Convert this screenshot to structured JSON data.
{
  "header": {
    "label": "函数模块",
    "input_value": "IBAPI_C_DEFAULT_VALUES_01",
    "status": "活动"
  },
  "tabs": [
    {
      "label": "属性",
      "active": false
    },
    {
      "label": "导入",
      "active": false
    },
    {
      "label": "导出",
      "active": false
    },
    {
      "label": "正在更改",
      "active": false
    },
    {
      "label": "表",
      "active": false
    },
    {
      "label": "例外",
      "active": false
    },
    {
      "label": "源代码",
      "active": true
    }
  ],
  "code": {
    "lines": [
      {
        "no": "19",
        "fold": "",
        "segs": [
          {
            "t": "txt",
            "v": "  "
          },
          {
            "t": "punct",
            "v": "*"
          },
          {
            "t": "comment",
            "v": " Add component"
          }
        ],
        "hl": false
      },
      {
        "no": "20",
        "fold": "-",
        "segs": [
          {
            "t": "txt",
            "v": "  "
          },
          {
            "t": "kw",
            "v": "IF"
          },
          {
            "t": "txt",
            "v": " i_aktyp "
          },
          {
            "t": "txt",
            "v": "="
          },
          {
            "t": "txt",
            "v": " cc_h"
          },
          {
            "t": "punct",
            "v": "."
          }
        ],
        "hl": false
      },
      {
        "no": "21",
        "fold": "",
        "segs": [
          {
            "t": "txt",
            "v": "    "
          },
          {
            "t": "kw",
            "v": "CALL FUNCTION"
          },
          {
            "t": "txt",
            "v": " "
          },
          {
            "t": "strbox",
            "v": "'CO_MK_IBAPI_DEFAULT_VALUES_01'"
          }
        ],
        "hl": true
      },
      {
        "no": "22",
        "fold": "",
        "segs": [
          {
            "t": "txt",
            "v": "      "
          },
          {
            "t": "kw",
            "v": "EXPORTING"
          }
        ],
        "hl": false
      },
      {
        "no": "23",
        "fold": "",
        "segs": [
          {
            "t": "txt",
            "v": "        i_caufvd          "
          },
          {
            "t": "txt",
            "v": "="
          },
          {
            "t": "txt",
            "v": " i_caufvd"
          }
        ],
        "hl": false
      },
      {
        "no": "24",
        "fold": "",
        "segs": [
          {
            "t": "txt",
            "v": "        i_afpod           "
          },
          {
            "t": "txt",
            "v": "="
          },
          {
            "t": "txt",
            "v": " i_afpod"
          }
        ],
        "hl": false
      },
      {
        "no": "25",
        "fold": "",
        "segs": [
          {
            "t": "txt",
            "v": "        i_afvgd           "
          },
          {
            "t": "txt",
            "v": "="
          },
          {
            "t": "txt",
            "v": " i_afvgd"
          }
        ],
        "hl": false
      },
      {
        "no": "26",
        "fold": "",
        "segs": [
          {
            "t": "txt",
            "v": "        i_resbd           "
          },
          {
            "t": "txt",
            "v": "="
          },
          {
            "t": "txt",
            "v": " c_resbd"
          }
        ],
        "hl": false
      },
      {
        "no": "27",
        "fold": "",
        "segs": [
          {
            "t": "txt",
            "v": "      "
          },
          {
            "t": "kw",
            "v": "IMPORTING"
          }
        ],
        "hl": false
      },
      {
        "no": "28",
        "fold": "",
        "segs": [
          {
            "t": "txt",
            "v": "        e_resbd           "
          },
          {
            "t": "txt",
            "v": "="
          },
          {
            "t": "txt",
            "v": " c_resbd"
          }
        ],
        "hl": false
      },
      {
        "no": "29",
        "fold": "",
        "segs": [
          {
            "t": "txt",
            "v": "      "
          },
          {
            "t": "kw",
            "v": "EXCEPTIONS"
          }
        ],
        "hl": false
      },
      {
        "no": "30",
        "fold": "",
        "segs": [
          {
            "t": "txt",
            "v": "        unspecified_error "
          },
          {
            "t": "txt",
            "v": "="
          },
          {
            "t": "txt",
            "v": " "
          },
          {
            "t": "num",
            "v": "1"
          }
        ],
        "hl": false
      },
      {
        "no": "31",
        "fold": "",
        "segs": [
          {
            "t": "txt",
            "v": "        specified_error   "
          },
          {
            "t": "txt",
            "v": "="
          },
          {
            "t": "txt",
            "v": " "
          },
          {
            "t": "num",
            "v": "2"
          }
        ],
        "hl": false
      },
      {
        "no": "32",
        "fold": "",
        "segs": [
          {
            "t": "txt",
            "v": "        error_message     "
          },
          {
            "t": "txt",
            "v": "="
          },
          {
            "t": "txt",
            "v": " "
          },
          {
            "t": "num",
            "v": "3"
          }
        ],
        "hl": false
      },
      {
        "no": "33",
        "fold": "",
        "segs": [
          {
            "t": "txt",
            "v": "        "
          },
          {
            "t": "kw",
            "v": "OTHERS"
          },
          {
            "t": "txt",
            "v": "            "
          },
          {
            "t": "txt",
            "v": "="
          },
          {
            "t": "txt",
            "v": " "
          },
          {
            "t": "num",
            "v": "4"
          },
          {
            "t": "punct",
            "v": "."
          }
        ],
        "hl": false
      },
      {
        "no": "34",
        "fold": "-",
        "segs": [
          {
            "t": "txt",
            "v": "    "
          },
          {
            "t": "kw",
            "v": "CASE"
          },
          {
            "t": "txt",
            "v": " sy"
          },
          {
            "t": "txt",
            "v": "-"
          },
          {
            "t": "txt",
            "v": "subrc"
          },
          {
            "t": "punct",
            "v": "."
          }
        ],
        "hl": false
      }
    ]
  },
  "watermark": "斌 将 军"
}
----
> Short problem:
Repeat all of the records above exactly as written.

> Task answer:
Convert this screenshot to structured JSON data.
{
  "header": {
    "label": "函数模块",
    "input_value": "IBAPI_C_DEFAULT_VALUES_01",
    "status": "活动"
  },
  "tabs": [
    {
      "label": "属性",
      "active": false
    },
    {
      "label": "导入",
      "active": false
    },
    {
      "label": "导出",
      "active": false
    },
    {
      "label": "正在更改",
      "active": false
    },
    {
      "label": "表",
      "active": false
    },
    {
      "label": "例外",
      "active": false
    },
    {
      "label": "源代码",
      "active": true
    }
  ],
  "code": {
    "lines": [
      {
        "no": "19",
        "fold": "",
        "segs": [
          {
            "t": "txt",
            "v": "  "
          },
          {
            "t": "punct",
            "v": "*"
          },
          {
            "t": "comment",
            "v": " Add component"
          }
        ],
        "hl": false
      },
      {
        "no": "20",
        "fold": "-",
        "segs": [
          {
            "t": "txt",
            "v": "  "
          },
          {
            "t": "kw",
            "v": "IF"
          },
          {
            "t": "txt",
            "v": " i_aktyp "
          },
          {
            "t": "txt",
            "v": "="
          },
          {
            "t": "txt",
            "v": " cc_h"
          },
          {
            "t": "punct",
            "v": "."
          }
        ],
        "hl": false
      },
      {
        "no": "21",
        "fold": "",
        "segs": [
          {
            "t": "txt",
            "v": "    "
          },
          {
            "t": "kw",
            "v": "CALL FUNCTION"
          },
          {
            "t": "txt",
            "v": " "
          },
          {
            "t": "strbox",
            "v": "'CO_MK_IBAPI_DEFAULT_VALUES_01'"
          }
        ],
        "hl": true
      },
      {
        "no": "22",
        "fold": "",
        "segs": [
          {
            "t": "txt",
            "v": "      "
          },
          {
            "t": "kw",
            "v": "EXPORTING"
          }
        ],
        "hl": false
      },
      {
        "no": "23",
        "fold": "",
        "segs": [
          {
            "t": "txt",
            "v": "        i_caufvd          "
          },
          {
            "t": "txt",
            "v": "="
          },
          {
            "t": "txt",
            "v": " i_caufvd"
          }
        ],
        "hl": false
      },
      {
        "no": "24",
        "fold": "",
        "segs": [
          {
            "t": "txt",
            "v": "        i_afpod           "
          },
          {
            "t": "txt",
            "v": "="
          },
          {
            "t": "txt",
            "v": " i_afpod"
          }
        ],
        "hl": false
      },
      {
        "no": "25",
        "fold": "",
        "segs": [
          {
            "t": "txt",
            "v": "        i_afvgd           "
          },
          {
            "t": "txt",
            "v": "="
          },
          {
            "t": "txt",
            "v": " i_afvgd"
          }
        ],
        "hl": false
      },
      {
        "no": "26",
        "fold": "",
        "segs": [
          {
            "t": "txt",
            "v": "        i_resbd           "
          },
          {
            "t": "txt",
            "v": "="
          },
          {
            "t": "txt",
            "v": " c_resbd"
          }
        ],
        "hl": false
      },
      {
        "no": "27",
        "fold": "",
        "segs": [
          {
            "t": "txt",
            "v": "      "
          },
          {
            "t": "kw",
            "v": "IMPORTING"
          }
        ],
        "hl": false
      },
      {
        "no": "28",
        "fold": "",
        "segs": [
          {
            "t": "txt",
            "v": "        e_resbd           "
          },
          {
            "t": "txt",
            "v": "="
          },
          {
            "t": "txt",
            "v": " c_resbd"
          }
        ],
        "hl": false
      },
      {
        "no": "29",
        "fold": "",
        "segs": [
          {
            "t": "txt",
            "v": "      "
          },
          {
            "t": "kw",
            "v": "EXCEPTIONS"
          }
        ],
        "hl": false
      },
      {
        "no": "30",
        "fold": "",
        "segs": [
          {
            "t": "txt",
            "v": "        unspecified_error "
          },
          {
            "t": "txt",
            "v": "="
          },
          {
            "t": "txt",
            "v": " "
          },
          {
            "t": "num",
            "v": "1"
          }
        ],
        "hl": false
      },
      {
        "no": "31",
        "fold": "",
        "segs": [
          {
            "t": "txt",
            "v": "        specified_error   "
          },
          {
            "t": "txt",
            "v": "="
          },
          {
            "t": "txt",
            "v": " "
          },
          {
            "t": "num",
            "v": "2"
          }
        ],
        "hl": false
      },
      {
        "no": "32",
        "fold": "",
        "segs": [
          {
            "t": "txt",
            "v": "        error_message     "
          },
          {
            "t": "txt",
            "v": "="
          },
          {
            "t": "txt",
            "v": " "
          },
          {
            "t": "num",
            "v": "3"
          }
        ],
        "hl": false
      },
      {
        "no": "33",
        "fold": "",
        "segs": [
          {
            "t": "txt",
            "v": "        "
          },
          {
            "t": "kw",
            "v": "OTHERS"
          },
          {
            "t": "txt",
            "v": "            "
          },
          {
            "t": "txt",
            "v": "="
          },
          {
            "t": "txt",
            "v": " "
          },
          {
            "t": "num",
            "v": "4"
          },
          {
            "t": "punct",
            "v": "."
          }
        ],
        "hl": false
      },
      {
        "no": "34",
        "fold": "-",
        "segs": [
          {
            "t": "txt",
            "v": "    "
          },
          {
            "t": "kw",
            "v": "CASE"
          },
          {
            "t": "txt",
            "v": " sy"
          },
          {
            "t": "txt",
            "v": "-"
          },
          {
            "t": "txt",
            "v": "subrc"
          },
          {
            "t": "punct",
            "v": "."
          }
        ],
        "hl": false
      }
    ]
  },
  "watermark": "斌 将 军"
}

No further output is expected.